**Do this:** From the data that follows, copy every line holding the string "phase".

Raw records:
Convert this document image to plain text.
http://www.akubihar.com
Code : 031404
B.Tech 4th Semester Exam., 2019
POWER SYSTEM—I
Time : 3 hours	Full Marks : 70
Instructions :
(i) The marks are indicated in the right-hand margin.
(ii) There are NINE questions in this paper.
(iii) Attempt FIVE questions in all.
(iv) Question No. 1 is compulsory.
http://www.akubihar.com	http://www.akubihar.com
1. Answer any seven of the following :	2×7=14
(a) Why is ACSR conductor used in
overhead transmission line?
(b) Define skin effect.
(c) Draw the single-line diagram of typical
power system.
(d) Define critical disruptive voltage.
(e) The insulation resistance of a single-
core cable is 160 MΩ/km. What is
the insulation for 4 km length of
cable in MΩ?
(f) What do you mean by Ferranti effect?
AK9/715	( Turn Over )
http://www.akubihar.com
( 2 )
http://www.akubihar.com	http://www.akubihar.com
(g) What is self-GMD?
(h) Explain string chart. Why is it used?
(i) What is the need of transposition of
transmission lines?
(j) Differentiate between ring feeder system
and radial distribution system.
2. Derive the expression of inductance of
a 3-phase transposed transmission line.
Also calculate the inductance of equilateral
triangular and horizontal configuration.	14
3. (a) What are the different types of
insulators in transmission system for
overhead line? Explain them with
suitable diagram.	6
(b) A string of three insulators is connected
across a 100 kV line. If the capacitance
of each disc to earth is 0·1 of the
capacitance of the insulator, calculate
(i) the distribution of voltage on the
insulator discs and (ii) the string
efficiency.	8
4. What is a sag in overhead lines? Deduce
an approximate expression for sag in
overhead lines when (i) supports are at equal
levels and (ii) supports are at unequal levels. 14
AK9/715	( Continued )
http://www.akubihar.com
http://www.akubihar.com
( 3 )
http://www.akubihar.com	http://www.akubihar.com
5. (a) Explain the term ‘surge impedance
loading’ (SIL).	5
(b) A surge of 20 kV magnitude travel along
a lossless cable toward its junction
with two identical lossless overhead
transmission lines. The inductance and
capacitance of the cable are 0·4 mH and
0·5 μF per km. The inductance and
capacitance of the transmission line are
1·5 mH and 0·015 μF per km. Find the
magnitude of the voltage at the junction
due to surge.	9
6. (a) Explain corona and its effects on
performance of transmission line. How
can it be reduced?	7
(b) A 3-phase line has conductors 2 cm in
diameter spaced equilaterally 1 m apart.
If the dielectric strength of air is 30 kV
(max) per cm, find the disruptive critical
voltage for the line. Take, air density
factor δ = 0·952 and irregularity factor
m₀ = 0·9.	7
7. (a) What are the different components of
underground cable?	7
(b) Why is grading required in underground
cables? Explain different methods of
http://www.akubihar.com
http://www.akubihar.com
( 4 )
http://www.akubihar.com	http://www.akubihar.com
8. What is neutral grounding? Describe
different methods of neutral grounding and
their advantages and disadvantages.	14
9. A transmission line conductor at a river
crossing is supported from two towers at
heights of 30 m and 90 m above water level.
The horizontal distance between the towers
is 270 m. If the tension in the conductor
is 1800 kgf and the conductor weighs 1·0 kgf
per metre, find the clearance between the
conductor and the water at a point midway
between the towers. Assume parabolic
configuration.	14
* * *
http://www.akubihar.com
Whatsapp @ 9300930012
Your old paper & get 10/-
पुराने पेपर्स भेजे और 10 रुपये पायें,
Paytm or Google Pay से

**Solution:**
a 3-phase transposed transmission line.
(b) A 3-phase line has conductors 2 cm in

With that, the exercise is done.